> **WRITTEN PROBLEM**: Look through the listing and locate every line containing the word "text"; copy those lines.

------ DATA EXTRACT

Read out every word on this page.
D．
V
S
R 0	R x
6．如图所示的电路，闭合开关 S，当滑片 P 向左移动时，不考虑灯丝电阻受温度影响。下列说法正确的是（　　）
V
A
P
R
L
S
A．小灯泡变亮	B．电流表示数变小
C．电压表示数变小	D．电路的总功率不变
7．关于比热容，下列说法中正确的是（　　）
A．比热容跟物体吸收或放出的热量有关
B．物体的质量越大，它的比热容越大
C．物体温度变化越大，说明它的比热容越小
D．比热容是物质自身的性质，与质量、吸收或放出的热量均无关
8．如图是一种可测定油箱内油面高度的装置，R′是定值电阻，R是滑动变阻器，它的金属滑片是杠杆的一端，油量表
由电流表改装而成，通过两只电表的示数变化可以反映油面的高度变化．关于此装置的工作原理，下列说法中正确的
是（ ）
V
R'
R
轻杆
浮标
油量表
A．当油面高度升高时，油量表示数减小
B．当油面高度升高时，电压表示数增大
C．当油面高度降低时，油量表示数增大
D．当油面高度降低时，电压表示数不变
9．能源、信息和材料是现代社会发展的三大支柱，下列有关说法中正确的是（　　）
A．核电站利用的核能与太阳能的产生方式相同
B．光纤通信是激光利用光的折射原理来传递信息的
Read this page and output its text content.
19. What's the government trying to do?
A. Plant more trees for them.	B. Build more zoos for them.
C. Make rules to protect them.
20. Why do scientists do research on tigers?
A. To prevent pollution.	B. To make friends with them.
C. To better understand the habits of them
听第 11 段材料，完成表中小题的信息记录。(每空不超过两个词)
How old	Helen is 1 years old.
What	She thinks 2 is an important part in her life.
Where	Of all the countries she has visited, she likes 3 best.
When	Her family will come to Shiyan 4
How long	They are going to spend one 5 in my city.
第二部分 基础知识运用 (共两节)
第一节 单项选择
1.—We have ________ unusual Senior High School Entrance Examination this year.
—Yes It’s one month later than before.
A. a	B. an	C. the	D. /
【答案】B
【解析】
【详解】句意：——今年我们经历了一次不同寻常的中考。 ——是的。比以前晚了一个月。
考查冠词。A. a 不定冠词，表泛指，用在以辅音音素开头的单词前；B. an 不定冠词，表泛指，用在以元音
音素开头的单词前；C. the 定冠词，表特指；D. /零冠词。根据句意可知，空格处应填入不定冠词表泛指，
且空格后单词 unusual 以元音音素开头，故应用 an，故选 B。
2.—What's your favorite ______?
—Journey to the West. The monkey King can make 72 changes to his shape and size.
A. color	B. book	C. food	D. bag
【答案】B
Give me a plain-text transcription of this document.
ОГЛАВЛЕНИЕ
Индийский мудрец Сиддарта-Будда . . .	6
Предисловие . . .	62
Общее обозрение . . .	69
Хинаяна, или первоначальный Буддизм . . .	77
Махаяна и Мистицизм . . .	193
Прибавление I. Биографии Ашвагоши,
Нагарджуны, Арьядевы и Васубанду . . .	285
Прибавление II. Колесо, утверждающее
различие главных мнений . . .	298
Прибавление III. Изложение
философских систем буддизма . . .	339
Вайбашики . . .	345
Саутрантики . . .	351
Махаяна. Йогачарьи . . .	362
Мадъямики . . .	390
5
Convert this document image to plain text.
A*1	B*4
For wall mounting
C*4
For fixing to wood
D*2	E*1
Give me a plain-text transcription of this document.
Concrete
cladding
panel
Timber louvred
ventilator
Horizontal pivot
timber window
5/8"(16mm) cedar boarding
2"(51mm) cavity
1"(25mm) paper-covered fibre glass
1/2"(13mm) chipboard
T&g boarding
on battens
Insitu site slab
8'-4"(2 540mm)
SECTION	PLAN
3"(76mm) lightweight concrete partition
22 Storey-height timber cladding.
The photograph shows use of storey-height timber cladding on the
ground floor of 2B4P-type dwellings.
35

------------

> **RESULT FOR THIS EXERCISE**:
Read this page and output its text content.
Give me a plain-text transcription of this document.
Convert this document image to plain text.
Give me a plain-text transcription of this document.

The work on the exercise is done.